Dataset rows
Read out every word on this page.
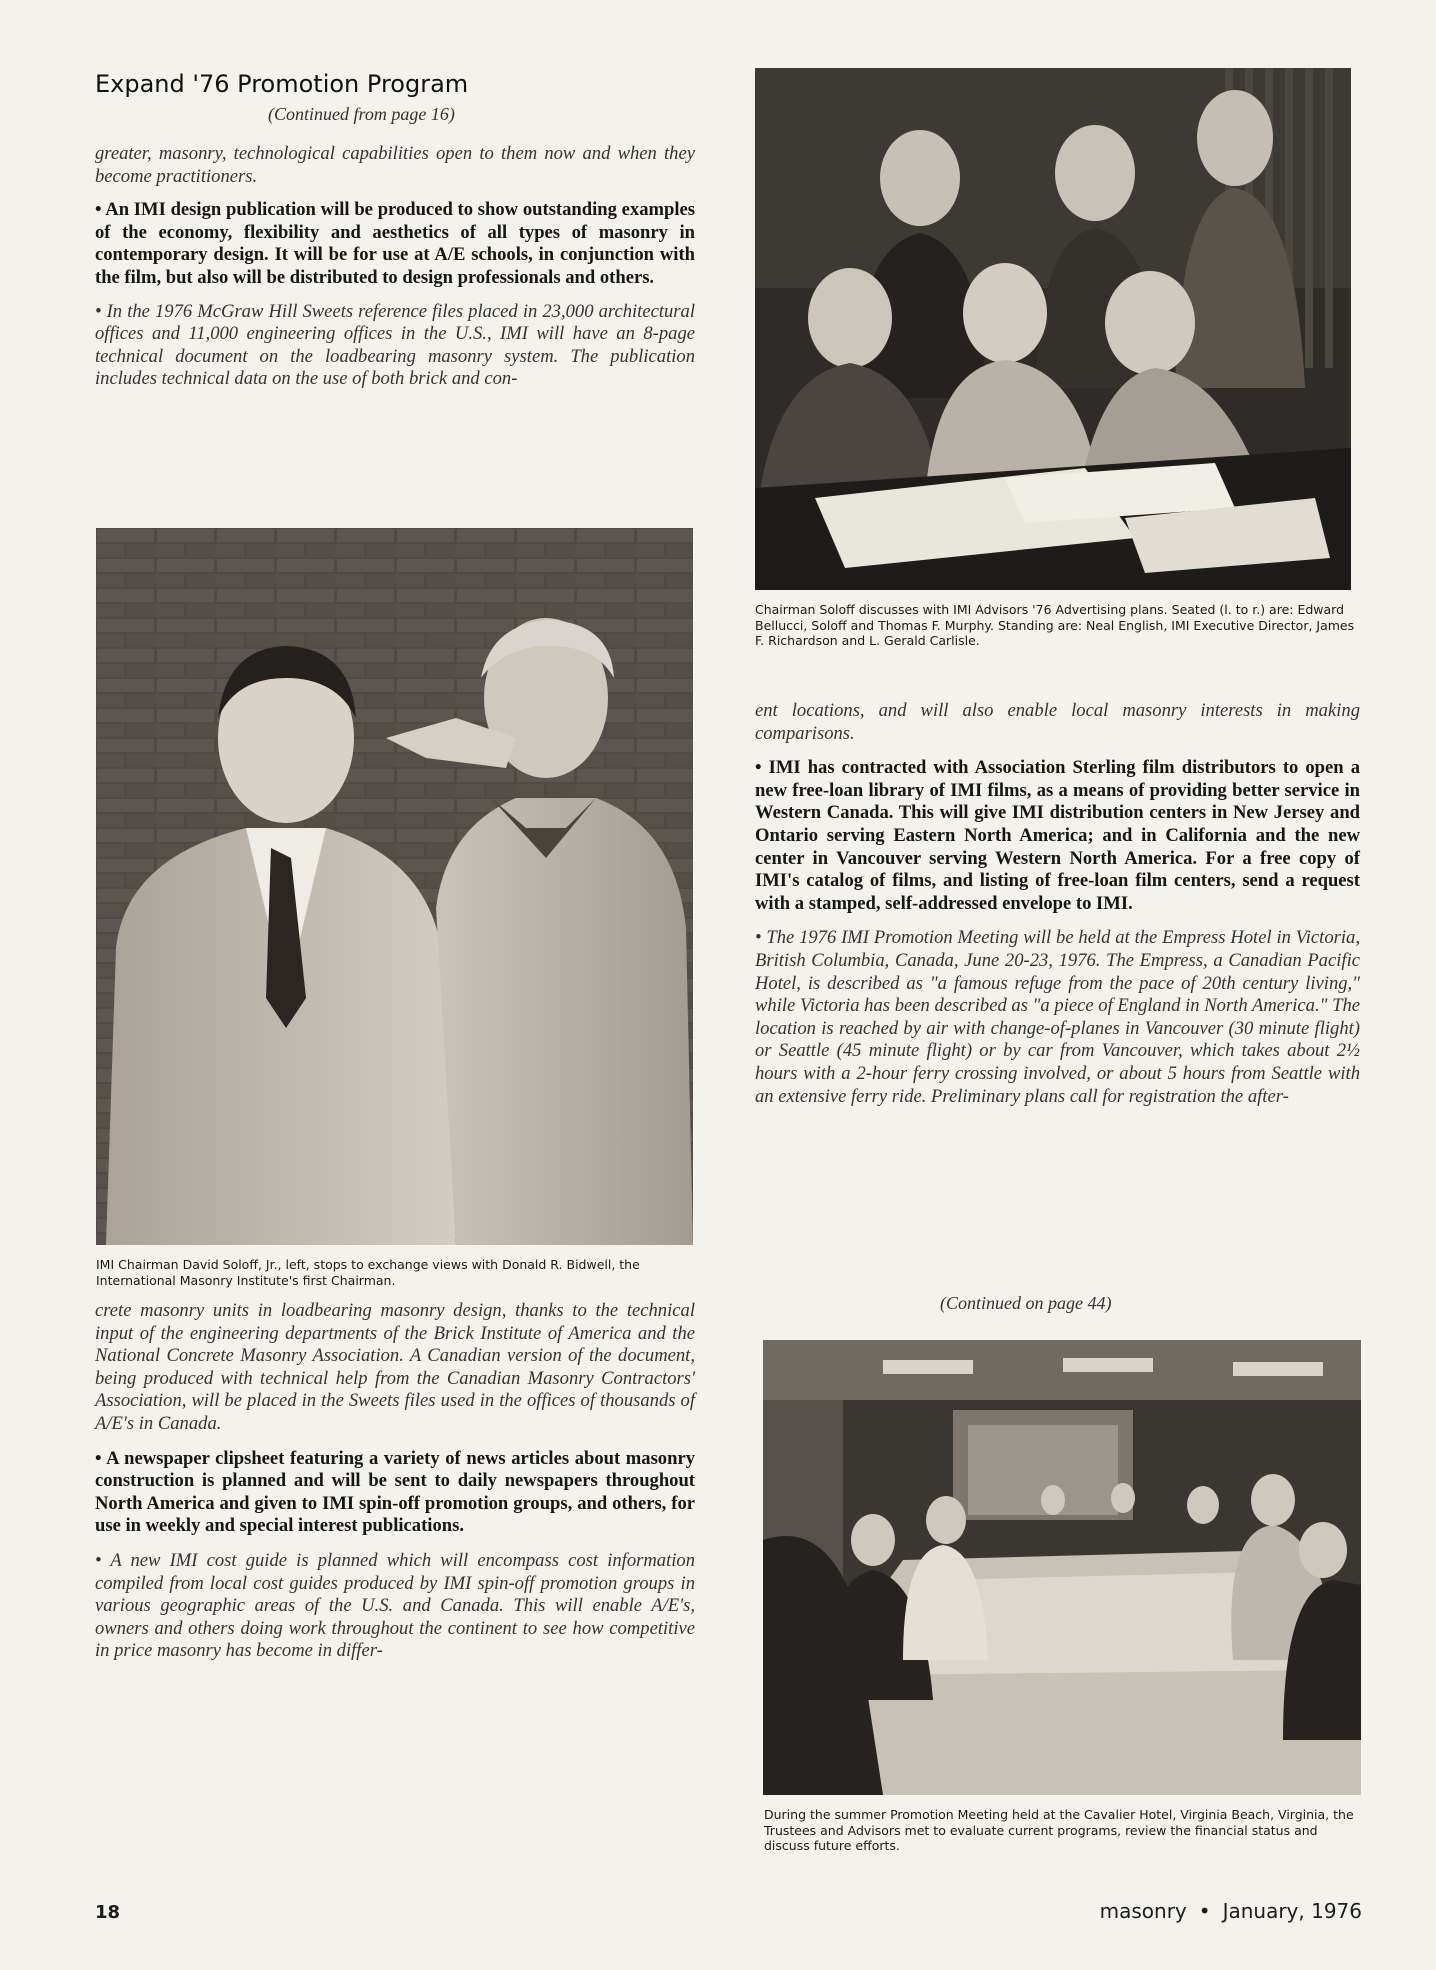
Expand '76 Promotion Program
(Continued from page 16)

greater, masonry, technological capabilities open to them now and when they become practitioners.

• An IMI design publication will be produced to show outstanding examples of the economy, flexibility and aesthetics of all types of masonry in contemporary design. It will be for use at A/E schools, in conjunction with the film, but also will be distributed to design professionals and others.

• In the 1976 McGraw Hill Sweets reference files placed in 23,000 architectural offices and 11,000 engineering offices in the U.S., IMI will have an 8-page technical document on the loadbearing masonry system. The publication includes technical data on the use of both brick and con-

IMI Chairman David Soloff, Jr., left, stops to exchange views with Donald R. Bidwell, the International Masonry Institute's first Chairman.

crete masonry units in loadbearing masonry design, thanks to the technical input of the engineering departments of the Brick Institute of America and the National Concrete Masonry Association. A Canadian version of the document, being produced with technical help from the Canadian Masonry Contractors' Association, will be placed in the Sweets files used in the offices of thousands of A/E's in Canada.

• A newspaper clipsheet featuring a variety of news articles about masonry construction is planned and will be sent to daily newspapers throughout North America and given to IMI spin-off promotion groups, and others, for use in weekly and special interest publications.

• A new IMI cost guide is planned which will encompass cost information compiled from local cost guides produced by IMI spin-off promotion groups in various geographic areas of the U.S. and Canada. This will enable A/E's, owners and others doing work throughout the continent to see how competitive in price masonry has become in differ-

Chairman Soloff discusses with IMI Advisors '76 Advertising plans. Seated (l. to r.) are: Edward Bellucci, Soloff and Thomas F. Murphy. Standing are: Neal English, IMI Executive Director, James F. Richardson and L. Gerald Carlisle.

ent locations, and will also enable local masonry interests in making comparisons.

• IMI has contracted with Association Sterling film distributors to open a new free-loan library of IMI films, as a means of providing better service in Western Canada. This will give IMI distribution centers in New Jersey and Ontario serving Eastern North America; and in California and the new center in Vancouver serving Western North America. For a free copy of IMI's catalog of films, and listing of free-loan film centers, send a request with a stamped, self-addressed envelope to IMI.

• The 1976 IMI Promotion Meeting will be held at the Empress Hotel in Victoria, British Columbia, Canada, June 20-23, 1976. The Empress, a Canadian Pacific Hotel, is described as "a famous refuge from the pace of 20th century living," while Victoria has been described as "a piece of England in North America." The location is reached by air with change-of-planes in Vancouver (30 minute flight) or Seattle (45 minute flight) or by car from Vancouver, which takes about 2½ hours with a 2-hour ferry crossing involved, or about 5 hours from Seattle with an extensive ferry ride. Preliminary plans call for registration the after-

(Continued on page 44)

During the summer Promotion Meeting held at the Cavalier Hotel, Virginia Beach, Virginia, the Trustees and Advisors met to evaluate current programs, review the financial status and discuss future efforts.

18	masonry • January, 1976
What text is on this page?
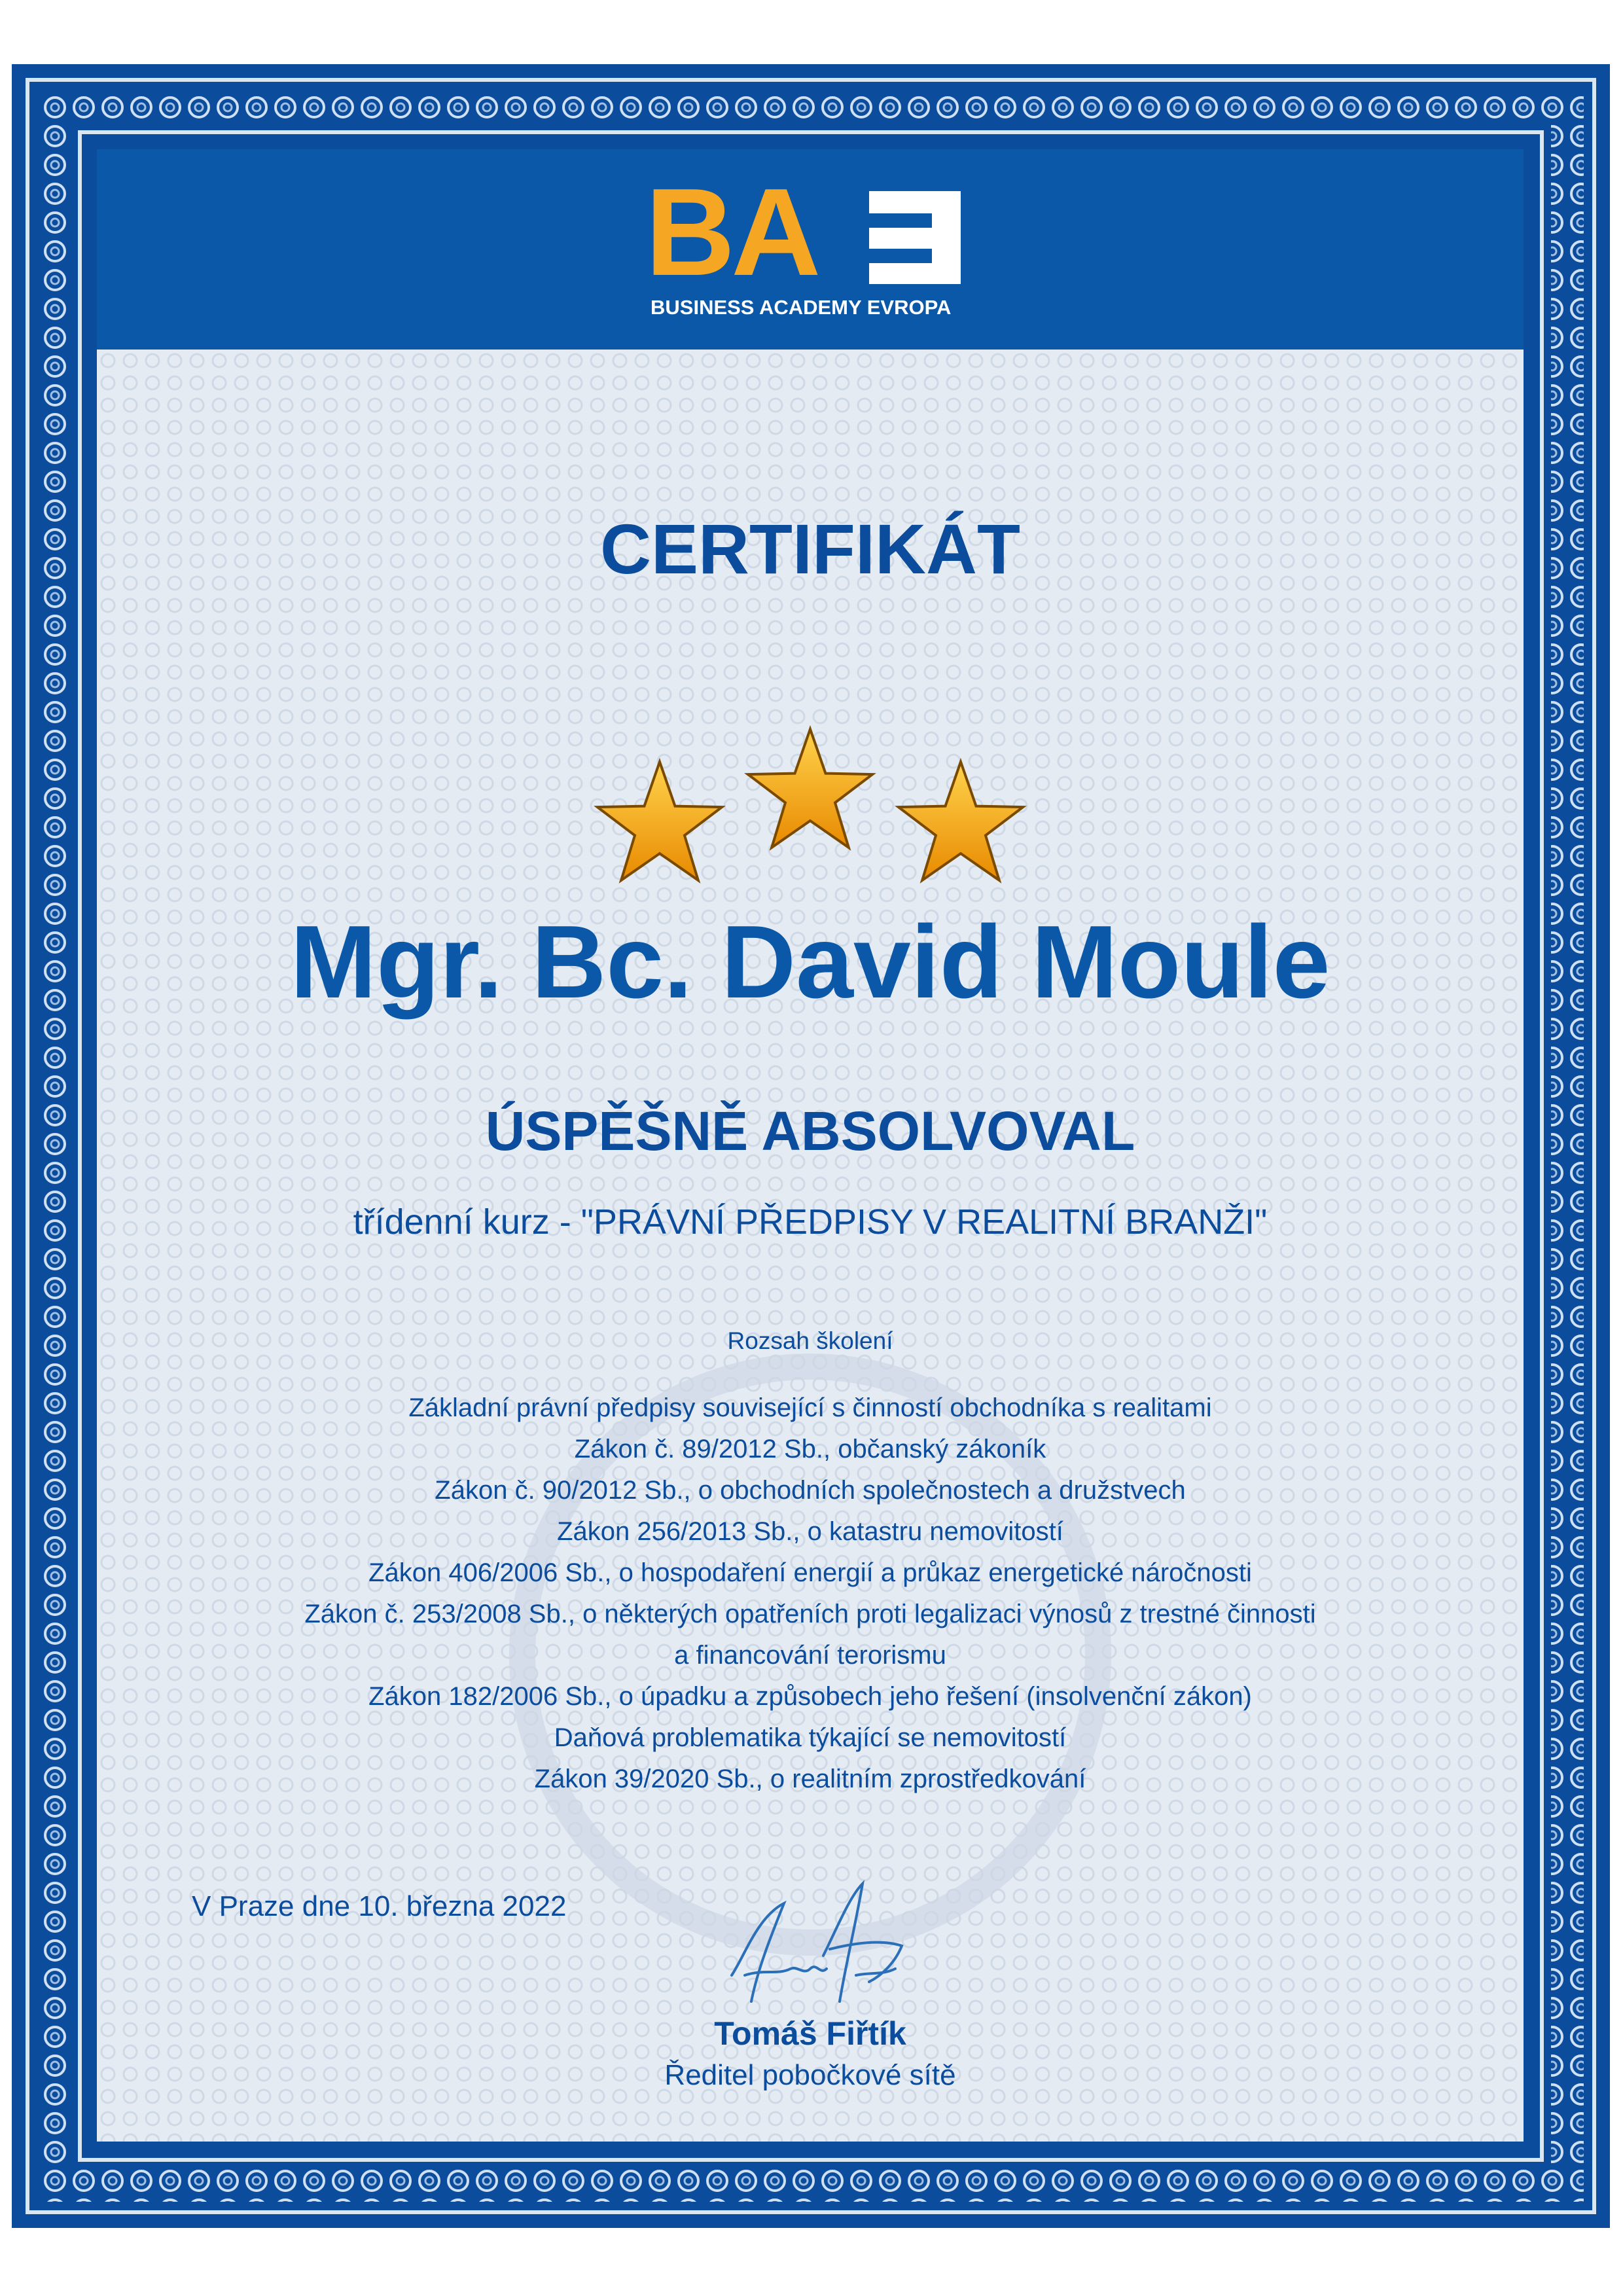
BA
BUSINESS ACADEMY EVROPA
CERTIFIKÁT
Mgr. Bc. David Moule
ÚSPĚŠNĚ ABSOLVOVAL
třídenní kurz - "PRÁVNÍ PŘEDPISY V REALITNÍ BRANŽI"
Rozsah školení
Základní právní předpisy související s činností obchodníka s realitami
Zákon č. 89/2012 Sb., občanský zákoník
Zákon č. 90/2012 Sb., o obchodních společnostech a družstvech
Zákon 256/2013 Sb., o katastru nemovitostí
Zákon 406/2006 Sb., o hospodaření energií a průkaz energetické náročnosti
Zákon č. 253/2008 Sb., o některých opatřeních proti legalizaci výnosů z trestné činnosti
a financování terorismu
Zákon 182/2006 Sb., o úpadku a způsobech jeho řešení (insolvenční zákon)
Daňová problematika týkající se nemovitostí
Zákon 39/2020 Sb., o realitním zprostředkování
V Praze dne 10. března 2022
Tomáš Fiřtík
Ředitel pobočkové sítě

THE REQUEST - Leave out the pictures and repeat everything else in the records exactly.

OUTPUT OF THE TASK -
Read out every word on this page.
Expand '76 Promotion Program
(Continued from page 16)

greater, masonry, technological capabilities open to them now and when they become practitioners.

• An IMI design publication will be produced to show outstanding examples of the economy, flexibility and aesthetics of all types of masonry in contemporary design. It will be for use at A/E schools, in conjunction with the film, but also will be distributed to design professionals and others.

• In the 1976 McGraw Hill Sweets reference files placed in 23,000 architectural offices and 11,000 engineering offices in the U.S., IMI will have an 8-page technical document on the loadbearing masonry system. The publication includes technical data on the use of both brick and con-

IMI Chairman David Soloff, Jr., left, stops to exchange views with Donald R. Bidwell, the International Masonry Institute's first Chairman.

crete masonry units in loadbearing masonry design, thanks to the technical input of the engineering departments of the Brick Institute of America and the National Concrete Masonry Association. A Canadian version of the document, being produced with technical help from the Canadian Masonry Contractors' Association, will be placed in the Sweets files used in the offices of thousands of A/E's in Canada.

• A newspaper clipsheet featuring a variety of news articles about masonry construction is planned and will be sent to daily newspapers throughout North America and given to IMI spin-off promotion groups, and others, for use in weekly and special interest publications.

• A new IMI cost guide is planned which will encompass cost information compiled from local cost guides produced by IMI spin-off promotion groups in various geographic areas of the U.S. and Canada. This will enable A/E's, owners and others doing work throughout the continent to see how competitive in price masonry has become in differ-

Chairman Soloff discusses with IMI Advisors '76 Advertising plans. Seated (l. to r.) are: Edward Bellucci, Soloff and Thomas F. Murphy. Standing are: Neal English, IMI Executive Director, James F. Richardson and L. Gerald Carlisle.

ent locations, and will also enable local masonry interests in making comparisons.

• IMI has contracted with Association Sterling film distributors to open a new free-loan library of IMI films, as a means of providing better service in Western Canada. This will give IMI distribution centers in New Jersey and Ontario serving Eastern North America; and in California and the new center in Vancouver serving Western North America. For a free copy of IMI's catalog of films, and listing of free-loan film centers, send a request with a stamped, self-addressed envelope to IMI.

• The 1976 IMI Promotion Meeting will be held at the Empress Hotel in Victoria, British Columbia, Canada, June 20-23, 1976. The Empress, a Canadian Pacific Hotel, is described as "a famous refuge from the pace of 20th century living," while Victoria has been described as "a piece of England in North America." The location is reached by air with change-of-planes in Vancouver (30 minute flight) or Seattle (45 minute flight) or by car from Vancouver, which takes about 2½ hours with a 2-hour ferry crossing involved, or about 5 hours from Seattle with an extensive ferry ride. Preliminary plans call for registration the after-

(Continued on page 44)

During the summer Promotion Meeting held at the Cavalier Hotel, Virginia Beach, Virginia, the Trustees and Advisors met to evaluate current programs, review the financial status and discuss future efforts.

18	masonry • January, 1976
What text is on this page?
BA
BUSINESS ACADEMY EVROPA
CERTIFIKÁT
Mgr. Bc. David Moule
ÚSPĚŠNĚ ABSOLVOVAL
třídenní kurz - "PRÁVNÍ PŘEDPISY V REALITNÍ BRANŽI"
Rozsah školení
Základní právní předpisy související s činností obchodníka s realitami
Zákon č. 89/2012 Sb., občanský zákoník
Zákon č. 90/2012 Sb., o obchodních společnostech a družstvech
Zákon 256/2013 Sb., o katastru nemovitostí
Zákon 406/2006 Sb., o hospodaření energií a průkaz energetické náročnosti
Zákon č. 253/2008 Sb., o některých opatřeních proti legalizaci výnosů z trestné činnosti
a financování terorismu
Zákon 182/2006 Sb., o úpadku a způsobech jeho řešení (insolvenční zákon)
Daňová problematika týkající se nemovitostí
Zákon 39/2020 Sb., o realitním zprostředkování
V Praze dne 10. března 2022
Tomáš Fiřtík
Ředitel pobočkové sítě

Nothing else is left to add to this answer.